§ **EXERCISE OBJECTIVE**: Single out each line with the word "Parteiverfahren" and copy it.

§ **RECORDS TO USE**:

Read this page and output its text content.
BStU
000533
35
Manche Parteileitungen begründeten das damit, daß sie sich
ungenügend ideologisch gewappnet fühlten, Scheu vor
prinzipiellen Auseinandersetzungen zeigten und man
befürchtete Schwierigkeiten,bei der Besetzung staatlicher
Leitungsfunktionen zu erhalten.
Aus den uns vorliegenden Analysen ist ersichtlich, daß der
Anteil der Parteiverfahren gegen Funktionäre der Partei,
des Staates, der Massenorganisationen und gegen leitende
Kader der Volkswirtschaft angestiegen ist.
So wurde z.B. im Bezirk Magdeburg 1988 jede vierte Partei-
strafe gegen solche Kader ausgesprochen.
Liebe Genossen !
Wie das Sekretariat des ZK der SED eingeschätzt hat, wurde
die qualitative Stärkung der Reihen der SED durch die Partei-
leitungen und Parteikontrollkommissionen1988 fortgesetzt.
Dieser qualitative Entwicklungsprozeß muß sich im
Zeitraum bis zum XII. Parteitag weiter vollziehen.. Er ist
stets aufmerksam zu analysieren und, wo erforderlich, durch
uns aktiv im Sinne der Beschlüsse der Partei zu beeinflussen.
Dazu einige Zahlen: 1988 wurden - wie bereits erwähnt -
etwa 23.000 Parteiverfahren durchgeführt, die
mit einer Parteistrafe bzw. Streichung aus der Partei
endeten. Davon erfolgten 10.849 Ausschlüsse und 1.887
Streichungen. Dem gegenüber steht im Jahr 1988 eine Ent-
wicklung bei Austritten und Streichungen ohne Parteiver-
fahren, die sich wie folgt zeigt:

§ **COMPLETE OUTPUT**:
Anteil der Parteiverfahren gegen Funktionäre der Partei,
etwa 23.000 Parteiverfahren durchgeführt, die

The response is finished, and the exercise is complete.